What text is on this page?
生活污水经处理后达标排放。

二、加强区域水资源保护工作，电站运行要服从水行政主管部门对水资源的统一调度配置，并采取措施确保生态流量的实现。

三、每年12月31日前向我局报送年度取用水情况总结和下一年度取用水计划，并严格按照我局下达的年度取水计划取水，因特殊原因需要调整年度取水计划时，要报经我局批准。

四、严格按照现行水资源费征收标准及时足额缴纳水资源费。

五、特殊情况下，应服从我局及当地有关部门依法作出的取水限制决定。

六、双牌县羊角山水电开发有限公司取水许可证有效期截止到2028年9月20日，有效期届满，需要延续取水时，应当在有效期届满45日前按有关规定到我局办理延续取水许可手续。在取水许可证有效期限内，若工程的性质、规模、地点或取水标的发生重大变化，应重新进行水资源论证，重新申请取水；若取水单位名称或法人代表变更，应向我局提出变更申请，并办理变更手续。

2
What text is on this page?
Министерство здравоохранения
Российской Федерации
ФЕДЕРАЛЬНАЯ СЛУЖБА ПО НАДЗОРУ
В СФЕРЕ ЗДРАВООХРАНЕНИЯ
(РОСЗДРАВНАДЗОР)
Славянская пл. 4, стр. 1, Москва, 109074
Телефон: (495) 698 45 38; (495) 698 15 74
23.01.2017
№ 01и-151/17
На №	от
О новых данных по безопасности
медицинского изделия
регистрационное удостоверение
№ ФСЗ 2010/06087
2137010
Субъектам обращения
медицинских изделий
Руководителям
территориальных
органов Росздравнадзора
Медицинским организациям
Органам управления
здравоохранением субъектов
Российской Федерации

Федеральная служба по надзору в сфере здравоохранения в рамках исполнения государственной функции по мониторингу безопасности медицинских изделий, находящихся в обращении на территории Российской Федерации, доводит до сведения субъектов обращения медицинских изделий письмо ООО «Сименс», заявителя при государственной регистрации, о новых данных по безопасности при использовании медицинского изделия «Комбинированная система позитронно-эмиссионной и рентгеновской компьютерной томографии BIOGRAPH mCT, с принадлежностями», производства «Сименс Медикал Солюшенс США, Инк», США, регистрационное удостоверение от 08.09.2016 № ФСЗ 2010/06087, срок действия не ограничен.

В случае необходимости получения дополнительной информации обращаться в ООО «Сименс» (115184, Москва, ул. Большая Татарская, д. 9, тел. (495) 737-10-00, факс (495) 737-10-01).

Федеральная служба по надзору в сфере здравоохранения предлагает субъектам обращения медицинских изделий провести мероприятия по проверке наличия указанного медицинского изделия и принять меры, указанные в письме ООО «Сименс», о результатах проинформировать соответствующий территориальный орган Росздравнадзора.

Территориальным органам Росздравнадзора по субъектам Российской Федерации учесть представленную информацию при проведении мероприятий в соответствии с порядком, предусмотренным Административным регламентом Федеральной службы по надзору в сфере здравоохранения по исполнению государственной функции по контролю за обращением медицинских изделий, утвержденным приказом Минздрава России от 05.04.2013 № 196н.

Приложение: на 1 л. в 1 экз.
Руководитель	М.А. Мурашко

- **INSTRUCTIONS FOR THE TASK**: Provide the count, and nothing else, of lines in the data above where the word "Сименс" occurs.

- **EXERCISE SOLUTION**: 3